**RECORD EXCERPTS**.
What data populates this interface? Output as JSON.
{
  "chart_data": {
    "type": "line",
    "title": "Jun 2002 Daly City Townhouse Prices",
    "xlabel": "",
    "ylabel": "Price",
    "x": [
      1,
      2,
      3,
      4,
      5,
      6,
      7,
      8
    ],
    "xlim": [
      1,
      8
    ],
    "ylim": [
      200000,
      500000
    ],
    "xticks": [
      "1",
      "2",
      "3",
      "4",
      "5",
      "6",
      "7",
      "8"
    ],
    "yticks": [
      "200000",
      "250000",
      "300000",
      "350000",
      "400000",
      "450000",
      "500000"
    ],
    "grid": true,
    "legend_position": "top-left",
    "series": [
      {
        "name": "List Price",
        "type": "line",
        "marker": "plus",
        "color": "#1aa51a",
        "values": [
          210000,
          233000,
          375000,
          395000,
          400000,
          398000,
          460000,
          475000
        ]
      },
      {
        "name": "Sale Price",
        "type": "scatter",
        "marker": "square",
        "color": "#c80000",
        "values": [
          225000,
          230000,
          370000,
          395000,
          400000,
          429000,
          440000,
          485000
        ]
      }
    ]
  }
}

**WHAT IS ASKED**. Write out the entries above once more, without altering anything.

**RESPONSE**.
What data populates this interface? Output as JSON.
{
  "chart_data": {
    "type": "line",
    "title": "Jun 2002 Daly City Townhouse Prices",
    "xlabel": "",
    "ylabel": "Price",
    "x": [
      1,
      2,
      3,
      4,
      5,
      6,
      7,
      8
    ],
    "xlim": [
      1,
      8
    ],
    "ylim": [
      200000,
      500000
    ],
    "xticks": [
      "1",
      "2",
      "3",
      "4",
      "5",
      "6",
      "7",
      "8"
    ],
    "yticks": [
      "200000",
      "250000",
      "300000",
      "350000",
      "400000",
      "450000",
      "500000"
    ],
    "grid": true,
    "legend_position": "top-left",
    "series": [
      {
        "name": "List Price",
        "type": "line",
        "marker": "plus",
        "color": "#1aa51a",
        "values": [
          210000,
          233000,
          375000,
          395000,
          400000,
          398000,
          460000,
          475000
        ]
      },
      {
        "name": "Sale Price",
        "type": "scatter",
        "marker": "square",
        "color": "#c80000",
        "values": [
          225000,
          230000,
          370000,
          395000,
          400000,
          429000,
          440000,
          485000
        ]
      }
    ]
  }
}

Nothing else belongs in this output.